> **SET PROBLEM**: Return the lines of the material starting at the line that contains "- legend-item: 機械製造技術者: [142, 675, 323, 698]" and ending at the line that contains "- x-tick-label: 度: [87, 607, 106, 629]", copied verbatim with both end lines included.

[Item position entries]
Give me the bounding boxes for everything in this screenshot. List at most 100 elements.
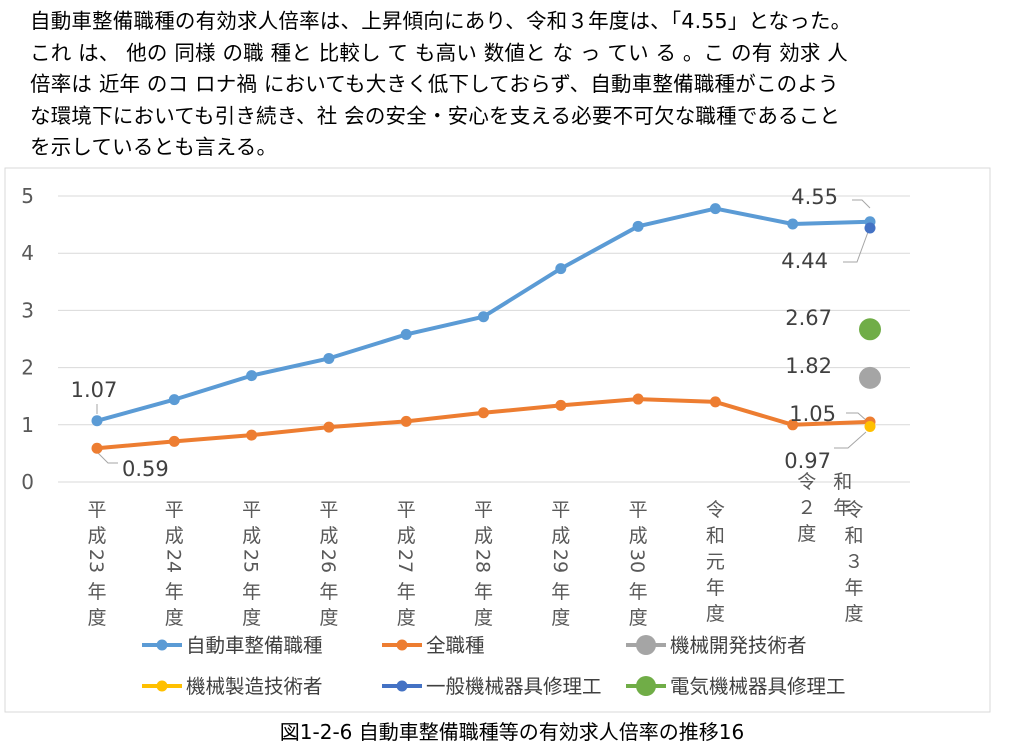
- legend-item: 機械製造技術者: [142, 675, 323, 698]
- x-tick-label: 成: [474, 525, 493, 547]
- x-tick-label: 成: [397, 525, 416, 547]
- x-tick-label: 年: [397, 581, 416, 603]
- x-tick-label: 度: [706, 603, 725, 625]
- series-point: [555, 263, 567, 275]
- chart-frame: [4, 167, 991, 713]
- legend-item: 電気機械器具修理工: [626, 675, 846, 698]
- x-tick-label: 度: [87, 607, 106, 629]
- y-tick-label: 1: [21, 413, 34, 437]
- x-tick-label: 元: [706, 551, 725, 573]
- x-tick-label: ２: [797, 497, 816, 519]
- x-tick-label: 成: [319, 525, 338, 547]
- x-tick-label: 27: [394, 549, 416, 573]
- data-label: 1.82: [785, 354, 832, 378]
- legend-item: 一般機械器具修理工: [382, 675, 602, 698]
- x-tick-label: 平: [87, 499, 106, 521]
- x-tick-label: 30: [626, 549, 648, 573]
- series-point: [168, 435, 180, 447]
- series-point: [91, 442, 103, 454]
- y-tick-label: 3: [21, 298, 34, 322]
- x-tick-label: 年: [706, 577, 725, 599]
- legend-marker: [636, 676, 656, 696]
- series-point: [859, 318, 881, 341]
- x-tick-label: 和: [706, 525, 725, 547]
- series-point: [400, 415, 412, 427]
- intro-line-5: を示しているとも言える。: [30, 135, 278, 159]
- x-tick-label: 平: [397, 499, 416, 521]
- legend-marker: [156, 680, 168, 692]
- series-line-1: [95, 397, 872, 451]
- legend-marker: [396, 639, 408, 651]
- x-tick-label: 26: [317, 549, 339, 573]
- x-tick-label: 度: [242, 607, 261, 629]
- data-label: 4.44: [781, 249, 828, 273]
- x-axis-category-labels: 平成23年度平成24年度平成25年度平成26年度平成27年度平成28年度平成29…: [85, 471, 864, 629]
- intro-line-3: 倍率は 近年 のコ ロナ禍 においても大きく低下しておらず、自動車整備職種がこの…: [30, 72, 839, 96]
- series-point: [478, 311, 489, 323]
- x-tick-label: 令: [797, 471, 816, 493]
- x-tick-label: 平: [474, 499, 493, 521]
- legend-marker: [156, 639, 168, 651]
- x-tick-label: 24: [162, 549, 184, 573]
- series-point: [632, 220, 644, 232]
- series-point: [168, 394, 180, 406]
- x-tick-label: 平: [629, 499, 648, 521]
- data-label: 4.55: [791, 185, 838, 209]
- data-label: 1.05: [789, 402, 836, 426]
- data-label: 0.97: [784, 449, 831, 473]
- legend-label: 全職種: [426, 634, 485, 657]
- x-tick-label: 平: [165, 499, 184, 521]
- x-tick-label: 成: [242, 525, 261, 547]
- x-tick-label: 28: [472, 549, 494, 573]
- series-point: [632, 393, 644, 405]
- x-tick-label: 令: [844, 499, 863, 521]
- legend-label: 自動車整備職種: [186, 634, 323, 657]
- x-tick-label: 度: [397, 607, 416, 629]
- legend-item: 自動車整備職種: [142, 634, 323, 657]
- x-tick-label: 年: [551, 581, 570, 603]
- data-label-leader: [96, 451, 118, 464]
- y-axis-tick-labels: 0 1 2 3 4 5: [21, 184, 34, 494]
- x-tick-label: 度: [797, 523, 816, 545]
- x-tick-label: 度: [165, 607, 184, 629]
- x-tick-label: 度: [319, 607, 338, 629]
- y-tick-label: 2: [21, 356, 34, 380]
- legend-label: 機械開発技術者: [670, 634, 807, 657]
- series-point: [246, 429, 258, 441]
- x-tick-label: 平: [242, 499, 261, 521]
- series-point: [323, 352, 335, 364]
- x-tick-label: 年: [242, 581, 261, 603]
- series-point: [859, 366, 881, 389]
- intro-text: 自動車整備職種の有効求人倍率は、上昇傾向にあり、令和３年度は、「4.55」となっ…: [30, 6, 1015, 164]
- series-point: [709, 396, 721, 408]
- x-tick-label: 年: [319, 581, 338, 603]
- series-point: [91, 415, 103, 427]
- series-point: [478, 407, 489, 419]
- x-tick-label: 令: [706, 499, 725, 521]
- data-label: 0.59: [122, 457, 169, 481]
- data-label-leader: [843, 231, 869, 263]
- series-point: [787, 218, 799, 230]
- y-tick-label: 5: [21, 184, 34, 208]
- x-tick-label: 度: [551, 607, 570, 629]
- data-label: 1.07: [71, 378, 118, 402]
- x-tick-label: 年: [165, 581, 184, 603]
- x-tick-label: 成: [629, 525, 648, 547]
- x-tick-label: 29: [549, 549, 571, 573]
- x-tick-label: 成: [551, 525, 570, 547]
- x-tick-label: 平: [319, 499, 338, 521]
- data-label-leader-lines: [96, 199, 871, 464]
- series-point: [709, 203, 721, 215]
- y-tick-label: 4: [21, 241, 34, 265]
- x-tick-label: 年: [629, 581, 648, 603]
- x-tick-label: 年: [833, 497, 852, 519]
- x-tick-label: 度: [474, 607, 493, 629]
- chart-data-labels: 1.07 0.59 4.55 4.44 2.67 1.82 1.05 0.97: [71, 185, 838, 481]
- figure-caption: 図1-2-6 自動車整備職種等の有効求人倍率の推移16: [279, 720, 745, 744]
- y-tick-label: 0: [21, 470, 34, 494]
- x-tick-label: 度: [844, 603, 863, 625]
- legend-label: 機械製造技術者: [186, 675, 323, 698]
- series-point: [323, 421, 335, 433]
...
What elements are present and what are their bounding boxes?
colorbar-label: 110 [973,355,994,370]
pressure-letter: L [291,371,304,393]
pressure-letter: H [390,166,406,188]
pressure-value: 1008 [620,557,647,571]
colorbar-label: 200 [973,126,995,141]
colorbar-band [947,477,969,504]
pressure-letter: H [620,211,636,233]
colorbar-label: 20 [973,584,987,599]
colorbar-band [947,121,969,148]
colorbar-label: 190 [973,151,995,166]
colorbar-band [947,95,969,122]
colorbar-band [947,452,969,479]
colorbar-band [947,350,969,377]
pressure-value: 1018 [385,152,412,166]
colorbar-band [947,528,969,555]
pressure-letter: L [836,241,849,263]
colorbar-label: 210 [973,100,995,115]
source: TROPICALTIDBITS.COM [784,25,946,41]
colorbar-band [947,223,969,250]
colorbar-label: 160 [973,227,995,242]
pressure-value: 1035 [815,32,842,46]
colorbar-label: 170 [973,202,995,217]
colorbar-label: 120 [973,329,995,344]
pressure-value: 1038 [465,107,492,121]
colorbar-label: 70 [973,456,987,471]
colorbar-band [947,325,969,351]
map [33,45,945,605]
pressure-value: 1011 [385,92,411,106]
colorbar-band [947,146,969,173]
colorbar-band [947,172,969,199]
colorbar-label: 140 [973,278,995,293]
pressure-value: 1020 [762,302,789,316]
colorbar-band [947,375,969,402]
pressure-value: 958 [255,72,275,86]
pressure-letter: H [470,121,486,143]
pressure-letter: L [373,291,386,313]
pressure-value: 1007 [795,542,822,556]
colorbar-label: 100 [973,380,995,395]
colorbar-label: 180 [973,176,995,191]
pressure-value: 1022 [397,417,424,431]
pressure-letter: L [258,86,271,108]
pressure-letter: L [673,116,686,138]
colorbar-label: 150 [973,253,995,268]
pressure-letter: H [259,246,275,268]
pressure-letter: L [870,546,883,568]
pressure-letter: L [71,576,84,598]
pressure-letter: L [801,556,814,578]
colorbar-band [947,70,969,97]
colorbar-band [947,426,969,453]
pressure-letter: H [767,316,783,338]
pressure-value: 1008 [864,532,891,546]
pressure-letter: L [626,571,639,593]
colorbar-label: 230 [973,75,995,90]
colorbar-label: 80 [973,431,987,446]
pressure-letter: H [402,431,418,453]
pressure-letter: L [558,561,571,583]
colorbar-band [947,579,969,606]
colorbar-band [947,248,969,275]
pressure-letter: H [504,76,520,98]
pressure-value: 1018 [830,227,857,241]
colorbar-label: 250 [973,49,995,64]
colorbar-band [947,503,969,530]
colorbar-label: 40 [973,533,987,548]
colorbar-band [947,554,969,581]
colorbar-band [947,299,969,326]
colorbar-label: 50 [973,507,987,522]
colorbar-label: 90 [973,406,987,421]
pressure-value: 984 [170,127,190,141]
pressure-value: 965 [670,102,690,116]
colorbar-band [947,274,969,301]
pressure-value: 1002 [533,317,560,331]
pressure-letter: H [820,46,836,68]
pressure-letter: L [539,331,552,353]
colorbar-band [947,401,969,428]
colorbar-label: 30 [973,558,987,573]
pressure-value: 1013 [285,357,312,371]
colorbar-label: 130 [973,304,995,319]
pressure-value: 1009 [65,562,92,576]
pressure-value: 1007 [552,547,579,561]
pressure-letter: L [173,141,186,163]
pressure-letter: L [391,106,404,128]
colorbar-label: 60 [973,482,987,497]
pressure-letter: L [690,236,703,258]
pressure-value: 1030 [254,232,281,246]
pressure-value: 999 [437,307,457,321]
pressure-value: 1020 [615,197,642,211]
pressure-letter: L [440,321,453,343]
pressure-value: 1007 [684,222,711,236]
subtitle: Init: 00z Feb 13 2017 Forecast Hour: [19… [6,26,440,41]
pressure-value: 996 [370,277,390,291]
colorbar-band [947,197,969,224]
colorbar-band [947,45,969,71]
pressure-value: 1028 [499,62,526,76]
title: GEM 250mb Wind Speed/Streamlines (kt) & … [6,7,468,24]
==
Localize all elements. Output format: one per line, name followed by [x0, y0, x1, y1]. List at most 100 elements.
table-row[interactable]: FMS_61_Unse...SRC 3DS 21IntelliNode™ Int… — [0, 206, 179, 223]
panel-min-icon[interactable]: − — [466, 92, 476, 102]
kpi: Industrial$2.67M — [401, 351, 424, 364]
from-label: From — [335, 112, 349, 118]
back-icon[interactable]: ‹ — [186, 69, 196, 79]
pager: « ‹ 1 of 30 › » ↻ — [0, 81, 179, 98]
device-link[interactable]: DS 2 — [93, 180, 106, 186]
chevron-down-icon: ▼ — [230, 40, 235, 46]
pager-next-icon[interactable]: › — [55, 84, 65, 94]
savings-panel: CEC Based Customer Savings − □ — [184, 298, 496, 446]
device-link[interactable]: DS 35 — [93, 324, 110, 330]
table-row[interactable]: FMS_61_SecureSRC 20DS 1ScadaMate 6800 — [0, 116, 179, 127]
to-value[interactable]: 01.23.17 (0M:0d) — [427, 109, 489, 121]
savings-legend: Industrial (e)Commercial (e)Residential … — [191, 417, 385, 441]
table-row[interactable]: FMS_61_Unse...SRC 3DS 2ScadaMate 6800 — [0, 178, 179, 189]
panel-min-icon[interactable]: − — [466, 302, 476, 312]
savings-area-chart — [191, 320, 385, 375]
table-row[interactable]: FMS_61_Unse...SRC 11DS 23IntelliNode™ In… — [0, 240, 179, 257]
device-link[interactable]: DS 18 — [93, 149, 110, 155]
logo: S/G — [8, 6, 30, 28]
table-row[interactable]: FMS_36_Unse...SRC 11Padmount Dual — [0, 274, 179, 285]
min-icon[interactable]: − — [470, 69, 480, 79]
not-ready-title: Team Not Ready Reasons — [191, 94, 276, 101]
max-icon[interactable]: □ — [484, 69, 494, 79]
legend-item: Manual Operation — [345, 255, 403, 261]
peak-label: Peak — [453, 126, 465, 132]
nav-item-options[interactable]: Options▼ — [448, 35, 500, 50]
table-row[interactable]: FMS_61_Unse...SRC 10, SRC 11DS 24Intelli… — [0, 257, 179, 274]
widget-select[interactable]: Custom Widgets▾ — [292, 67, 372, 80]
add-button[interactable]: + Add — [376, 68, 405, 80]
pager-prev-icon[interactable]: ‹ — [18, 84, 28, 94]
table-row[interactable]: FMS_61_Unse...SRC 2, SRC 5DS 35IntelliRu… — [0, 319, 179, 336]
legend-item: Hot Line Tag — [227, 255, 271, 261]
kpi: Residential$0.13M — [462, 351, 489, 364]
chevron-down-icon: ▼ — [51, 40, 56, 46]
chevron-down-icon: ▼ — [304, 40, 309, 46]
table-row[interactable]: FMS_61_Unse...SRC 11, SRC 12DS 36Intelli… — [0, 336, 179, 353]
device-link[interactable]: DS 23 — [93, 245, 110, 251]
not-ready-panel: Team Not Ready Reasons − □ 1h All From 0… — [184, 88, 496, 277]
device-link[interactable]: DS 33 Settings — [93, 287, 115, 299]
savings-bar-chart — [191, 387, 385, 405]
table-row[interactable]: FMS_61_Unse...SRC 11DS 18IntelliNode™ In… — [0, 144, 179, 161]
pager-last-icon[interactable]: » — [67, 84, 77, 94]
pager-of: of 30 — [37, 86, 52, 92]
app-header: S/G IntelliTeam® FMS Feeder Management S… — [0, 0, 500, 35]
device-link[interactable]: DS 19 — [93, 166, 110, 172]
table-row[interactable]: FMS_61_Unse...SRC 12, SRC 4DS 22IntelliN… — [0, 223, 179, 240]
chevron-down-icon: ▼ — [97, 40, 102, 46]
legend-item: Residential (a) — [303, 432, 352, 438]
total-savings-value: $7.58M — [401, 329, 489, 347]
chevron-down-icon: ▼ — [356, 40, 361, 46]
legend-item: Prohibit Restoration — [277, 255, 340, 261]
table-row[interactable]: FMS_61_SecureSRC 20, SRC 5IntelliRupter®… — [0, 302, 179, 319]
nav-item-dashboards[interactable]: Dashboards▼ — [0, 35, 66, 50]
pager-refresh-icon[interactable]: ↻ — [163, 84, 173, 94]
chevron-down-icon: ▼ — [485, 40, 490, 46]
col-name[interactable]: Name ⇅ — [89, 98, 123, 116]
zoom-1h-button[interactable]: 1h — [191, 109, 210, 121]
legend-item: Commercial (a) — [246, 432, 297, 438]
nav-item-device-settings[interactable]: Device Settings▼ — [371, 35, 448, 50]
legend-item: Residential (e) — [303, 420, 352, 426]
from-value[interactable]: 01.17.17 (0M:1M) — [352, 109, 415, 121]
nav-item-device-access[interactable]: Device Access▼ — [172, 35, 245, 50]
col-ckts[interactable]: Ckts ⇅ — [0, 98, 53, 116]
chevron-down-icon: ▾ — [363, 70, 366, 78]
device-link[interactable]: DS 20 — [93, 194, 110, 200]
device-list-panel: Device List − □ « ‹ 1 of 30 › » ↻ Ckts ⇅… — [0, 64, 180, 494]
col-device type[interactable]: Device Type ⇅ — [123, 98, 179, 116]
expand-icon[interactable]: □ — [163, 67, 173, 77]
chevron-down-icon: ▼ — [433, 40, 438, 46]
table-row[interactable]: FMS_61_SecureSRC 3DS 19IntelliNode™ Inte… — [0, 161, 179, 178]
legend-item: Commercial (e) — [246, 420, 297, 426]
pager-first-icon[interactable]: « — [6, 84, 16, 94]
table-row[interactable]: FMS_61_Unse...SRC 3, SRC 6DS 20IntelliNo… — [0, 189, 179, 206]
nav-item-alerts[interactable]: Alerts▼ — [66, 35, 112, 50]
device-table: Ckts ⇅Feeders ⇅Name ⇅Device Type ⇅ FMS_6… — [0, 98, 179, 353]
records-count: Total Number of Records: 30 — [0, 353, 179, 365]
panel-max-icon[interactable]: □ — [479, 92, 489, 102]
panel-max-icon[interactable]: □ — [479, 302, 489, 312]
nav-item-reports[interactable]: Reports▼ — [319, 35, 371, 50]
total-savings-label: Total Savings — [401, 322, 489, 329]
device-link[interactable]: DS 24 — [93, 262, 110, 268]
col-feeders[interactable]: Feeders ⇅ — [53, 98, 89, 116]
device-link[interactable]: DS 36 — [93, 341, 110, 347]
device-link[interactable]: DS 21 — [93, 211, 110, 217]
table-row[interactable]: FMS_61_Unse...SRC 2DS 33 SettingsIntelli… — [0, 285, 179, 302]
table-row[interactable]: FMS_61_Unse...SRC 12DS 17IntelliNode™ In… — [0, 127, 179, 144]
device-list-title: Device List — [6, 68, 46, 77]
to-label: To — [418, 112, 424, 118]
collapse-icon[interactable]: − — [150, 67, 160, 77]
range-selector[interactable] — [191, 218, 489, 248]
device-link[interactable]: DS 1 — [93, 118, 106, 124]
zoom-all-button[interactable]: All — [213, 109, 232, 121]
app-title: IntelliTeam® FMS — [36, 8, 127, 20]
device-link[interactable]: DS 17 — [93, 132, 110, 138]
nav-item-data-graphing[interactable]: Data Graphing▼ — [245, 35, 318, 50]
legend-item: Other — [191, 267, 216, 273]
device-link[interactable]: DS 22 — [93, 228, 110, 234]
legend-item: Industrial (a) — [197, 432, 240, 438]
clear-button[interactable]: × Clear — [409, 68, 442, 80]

> **ANSWER TO THIS TASK**:
- legend-item: 機械製造技術者: [142, 675, 323, 698]
- x-tick-label: 成: [474, 525, 493, 547]
- x-tick-label: 成: [397, 525, 416, 547]
- x-tick-label: 年: [397, 581, 416, 603]
- x-tick-label: 度: [706, 603, 725, 625]
- series-point: [555, 263, 567, 275]
- chart-frame: [4, 167, 991, 713]
- legend-item: 電気機械器具修理工: [626, 675, 846, 698]
- x-tick-label: 度: [87, 607, 106, 629]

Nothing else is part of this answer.